>> START Records shown
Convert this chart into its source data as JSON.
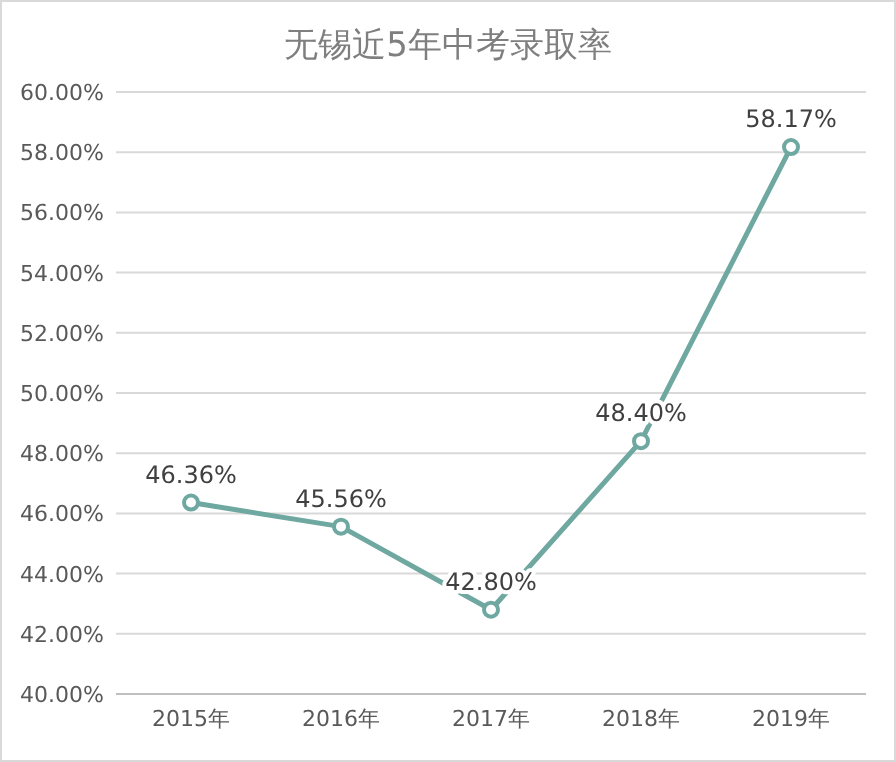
{
  "chart_data": {
    "type": "line",
    "title": "无锡近5年中考录取率",
    "categories": [
      "2015年",
      "2016年",
      "2017年",
      "2018年",
      "2019年"
    ],
    "series": [
      {
        "color": "#6fa8a0",
        "values": [
          46.36,
          45.56,
          42.8,
          48.4,
          58.17
        ],
        "value_labels": [
          "46.36%",
          "45.56%",
          "42.80%",
          "48.40%",
          "58.17%"
        ]
      }
    ],
    "ylim": [
      40,
      60
    ],
    "yticks": [
      {
        "value": 40,
        "label": "40.00%"
      },
      {
        "value": 42,
        "label": "42.00%"
      },
      {
        "value": 44,
        "label": "44.00%"
      },
      {
        "value": 46,
        "label": "46.00%"
      },
      {
        "value": 48,
        "label": "48.00%"
      },
      {
        "value": 50,
        "label": "50.00%"
      },
      {
        "value": 52,
        "label": "52.00%"
      },
      {
        "value": 54,
        "label": "54.00%"
      },
      {
        "value": 56,
        "label": "56.00%"
      },
      {
        "value": 58,
        "label": "58.00%"
      },
      {
        "value": 60,
        "label": "60.00%"
      }
    ],
    "grid": "y",
    "marker": "circle",
    "line_style": "solid"
  }
}
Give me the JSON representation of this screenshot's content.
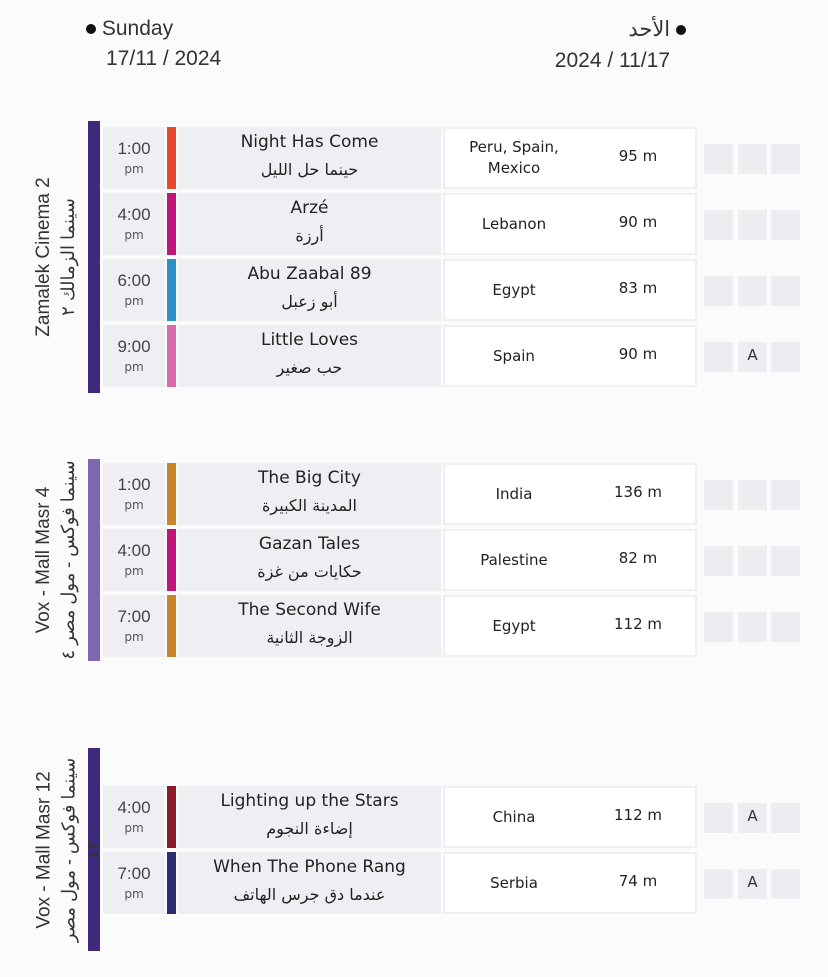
{
  "header": {
    "day_en": "Sunday",
    "date_en": "17/11 / 2024",
    "day_ar": "الأحد",
    "date_ar": "2024 / 11/17"
  },
  "venues": [
    {
      "name_en": "Zamalek Cinema 2",
      "name_ar": "سينما الزمالك ٢",
      "color": "#3d2a7d",
      "screenings": [
        {
          "time": "1:00",
          "period": "pm",
          "title_en": "Night Has Come",
          "title_ar": "حينما حل الليل",
          "country": "Peru, Spain, Mexico",
          "runtime": "95 m",
          "color": "#e8472f"
        },
        {
          "time": "4:00",
          "period": "pm",
          "title_en": "Arzé",
          "title_ar": "أرزة",
          "country": "Lebanon",
          "runtime": "90 m",
          "color": "#c0157a"
        },
        {
          "time": "6:00",
          "period": "pm",
          "title_en": "Abu Zaabal 89",
          "title_ar": "أبو زعبل",
          "country": "Egypt",
          "runtime": "83 m",
          "color": "#2d8fc4"
        },
        {
          "time": "9:00",
          "period": "pm",
          "title_en": "Little Loves",
          "title_ar": "حب صغير",
          "country": "Spain",
          "runtime": "90 m",
          "color": "#d66aab",
          "badge": "A"
        }
      ]
    },
    {
      "name_en": "Vox - Mall Masr 4",
      "name_ar": "سينما فوكس - مول مصر ٤",
      "color": "#7b68b0",
      "screenings": [
        {
          "time": "1:00",
          "period": "pm",
          "title_en": "The Big City",
          "title_ar": "المدينة الكبيرة",
          "country": "India",
          "runtime": "136 m",
          "color": "#c8862a"
        },
        {
          "time": "4:00",
          "period": "pm",
          "title_en": "Gazan Tales",
          "title_ar": "حكايات من غزة",
          "country": "Palestine",
          "runtime": "82 m",
          "color": "#c0157a"
        },
        {
          "time": "7:00",
          "period": "pm",
          "title_en": "The Second Wife",
          "title_ar": "الزوجة الثانية",
          "country": "Egypt",
          "runtime": "112 m",
          "color": "#c8862a"
        }
      ]
    },
    {
      "name_en": "Vox - Mall Masr 12",
      "name_ar": "سينما فوكس - مول مصر ١٢",
      "color": "#3d2a7d",
      "screenings": [
        {
          "time": "4:00",
          "period": "pm",
          "title_en": "Lighting up the Stars",
          "title_ar": "إضاءة النجوم",
          "country": "China",
          "runtime": "112  m",
          "color": "#8a1a2a",
          "badge": "A"
        },
        {
          "time": "7:00",
          "period": "pm",
          "title_en": "When The Phone Rang",
          "title_ar": "عندما دق جرس الهاتف",
          "country": "Serbia",
          "runtime": "74  m",
          "color": "#2e2d70",
          "badge": "A"
        }
      ]
    }
  ]
}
>> END Records shown
The problem — Word for word, quote the lines above. Omit the pictures.

The completed task —
Convert this chart into its source data as JSON.
{
  "chart_data": {
    "type": "line",
    "title": "无锡近5年中考录取率",
    "categories": [
      "2015年",
      "2016年",
      "2017年",
      "2018年",
      "2019年"
    ],
    "series": [
      {
        "color": "#6fa8a0",
        "values": [
          46.36,
          45.56,
          42.8,
          48.4,
          58.17
        ],
        "value_labels": [
          "46.36%",
          "45.56%",
          "42.80%",
          "48.40%",
          "58.17%"
        ]
      }
    ],
    "ylim": [
      40,
      60
    ],
    "yticks": [
      {
        "value": 40,
        "label": "40.00%"
      },
      {
        "value": 42,
        "label": "42.00%"
      },
      {
        "value": 44,
        "label": "44.00%"
      },
      {
        "value": 46,
        "label": "46.00%"
      },
      {
        "value": 48,
        "label": "48.00%"
      },
      {
        "value": 50,
        "label": "50.00%"
      },
      {
        "value": 52,
        "label": "52.00%"
      },
      {
        "value": 54,
        "label": "54.00%"
      },
      {
        "value": 56,
        "label": "56.00%"
      },
      {
        "value": 58,
        "label": "58.00%"
      },
      {
        "value": 60,
        "label": "60.00%"
      }
    ],
    "grid": "y",
    "marker": "circle",
    "line_style": "solid"
  }
}
Give me the JSON representation of this screenshot's content.
{
  "header": {
    "day_en": "Sunday",
    "date_en": "17/11 / 2024",
    "day_ar": "الأحد",
    "date_ar": "2024 / 11/17"
  },
  "venues": [
    {
      "name_en": "Zamalek Cinema 2",
      "name_ar": "سينما الزمالك ٢",
      "color": "#3d2a7d",
      "screenings": [
        {
          "time": "1:00",
          "period": "pm",
          "title_en": "Night Has Come",
          "title_ar": "حينما حل الليل",
          "country": "Peru, Spain, Mexico",
          "runtime": "95 m",
          "color": "#e8472f"
        },
        {
          "time": "4:00",
          "period": "pm",
          "title_en": "Arzé",
          "title_ar": "أرزة",
          "country": "Lebanon",
          "runtime": "90 m",
          "color": "#c0157a"
        },
        {
          "time": "6:00",
          "period": "pm",
          "title_en": "Abu Zaabal 89",
          "title_ar": "أبو زعبل",
          "country": "Egypt",
          "runtime": "83 m",
          "color": "#2d8fc4"
        },
        {
          "time": "9:00",
          "period": "pm",
          "title_en": "Little Loves",
          "title_ar": "حب صغير",
          "country": "Spain",
          "runtime": "90 m",
          "color": "#d66aab",
          "badge": "A"
        }
      ]
    },
    {
      "name_en": "Vox - Mall Masr 4",
      "name_ar": "سينما فوكس - مول مصر ٤",
      "color": "#7b68b0",
      "screenings": [
        {
          "time": "1:00",
          "period": "pm",
          "title_en": "The Big City",
          "title_ar": "المدينة الكبيرة",
          "country": "India",
          "runtime": "136 m",
          "color": "#c8862a"
        },
        {
          "time": "4:00",
          "period": "pm",
          "title_en": "Gazan Tales",
          "title_ar": "حكايات من غزة",
          "country": "Palestine",
          "runtime": "82 m",
          "color": "#c0157a"
        },
        {
          "time": "7:00",
          "period": "pm",
          "title_en": "The Second Wife",
          "title_ar": "الزوجة الثانية",
          "country": "Egypt",
          "runtime": "112 m",
          "color": "#c8862a"
        }
      ]
    },
    {
      "name_en": "Vox - Mall Masr 12",
      "name_ar": "سينما فوكس - مول مصر ١٢",
      "color": "#3d2a7d",
      "screenings": [
        {
          "time": "4:00",
          "period": "pm",
          "title_en": "Lighting up the Stars",
          "title_ar": "إضاءة النجوم",
          "country": "China",
          "runtime": "112  m",
          "color": "#8a1a2a",
          "badge": "A"
        },
        {
          "time": "7:00",
          "period": "pm",
          "title_en": "When The Phone Rang",
          "title_ar": "عندما دق جرس الهاتف",
          "country": "Serbia",
          "runtime": "74  m",
          "color": "#2e2d70",
          "badge": "A"
        }
      ]
    }
  ]
}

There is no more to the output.